▶ [Brief]:
Retype all the records with nothing changed.
>> BEGIN Provided data
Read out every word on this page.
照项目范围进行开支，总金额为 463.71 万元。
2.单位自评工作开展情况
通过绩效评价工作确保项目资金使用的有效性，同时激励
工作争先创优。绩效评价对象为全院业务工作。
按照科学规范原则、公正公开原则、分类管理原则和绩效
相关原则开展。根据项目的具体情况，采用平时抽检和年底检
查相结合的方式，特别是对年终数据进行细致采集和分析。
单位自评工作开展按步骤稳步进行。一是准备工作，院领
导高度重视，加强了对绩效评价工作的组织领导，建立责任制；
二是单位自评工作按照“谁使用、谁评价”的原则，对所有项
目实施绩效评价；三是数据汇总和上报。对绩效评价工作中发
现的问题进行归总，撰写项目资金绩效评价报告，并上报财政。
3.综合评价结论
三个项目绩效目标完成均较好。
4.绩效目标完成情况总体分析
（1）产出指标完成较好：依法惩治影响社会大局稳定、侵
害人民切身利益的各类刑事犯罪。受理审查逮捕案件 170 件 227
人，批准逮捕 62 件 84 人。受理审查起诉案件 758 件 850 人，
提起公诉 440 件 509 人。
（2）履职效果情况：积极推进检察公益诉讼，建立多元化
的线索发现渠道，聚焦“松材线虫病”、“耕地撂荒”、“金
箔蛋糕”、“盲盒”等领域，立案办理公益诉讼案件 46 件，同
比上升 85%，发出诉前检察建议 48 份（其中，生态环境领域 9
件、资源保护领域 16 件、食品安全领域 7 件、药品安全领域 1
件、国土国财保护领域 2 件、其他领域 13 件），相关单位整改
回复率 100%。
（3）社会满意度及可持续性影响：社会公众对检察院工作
>> END Provided data
▶ [Solution to this task]:
Read out every word on this page.
照项目范围进行开支，总金额为 463.71 万元。
2.单位自评工作开展情况
通过绩效评价工作确保项目资金使用的有效性，同时激励
工作争先创优。绩效评价对象为全院业务工作。
按照科学规范原则、公正公开原则、分类管理原则和绩效
相关原则开展。根据项目的具体情况，采用平时抽检和年底检
查相结合的方式，特别是对年终数据进行细致采集和分析。
单位自评工作开展按步骤稳步进行。一是准备工作，院领
导高度重视，加强了对绩效评价工作的组织领导，建立责任制；
二是单位自评工作按照“谁使用、谁评价”的原则，对所有项
目实施绩效评价；三是数据汇总和上报。对绩效评价工作中发
现的问题进行归总，撰写项目资金绩效评价报告，并上报财政。
3.综合评价结论
三个项目绩效目标完成均较好。
4.绩效目标完成情况总体分析
（1）产出指标完成较好：依法惩治影响社会大局稳定、侵
害人民切身利益的各类刑事犯罪。受理审查逮捕案件 170 件 227
人，批准逮捕 62 件 84 人。受理审查起诉案件 758 件 850 人，
提起公诉 440 件 509 人。
（2）履职效果情况：积极推进检察公益诉讼，建立多元化
的线索发现渠道，聚焦“松材线虫病”、“耕地撂荒”、“金
箔蛋糕”、“盲盒”等领域，立案办理公益诉讼案件 46 件，同
比上升 85%，发出诉前检察建议 48 份（其中，生态环境领域 9
件、资源保护领域 16 件、食品安全领域 7 件、药品安全领域 1
件、国土国财保护领域 2 件、其他领域 13 件），相关单位整改
回复率 100%。
（3）社会满意度及可持续性影响：社会公众对检察院工作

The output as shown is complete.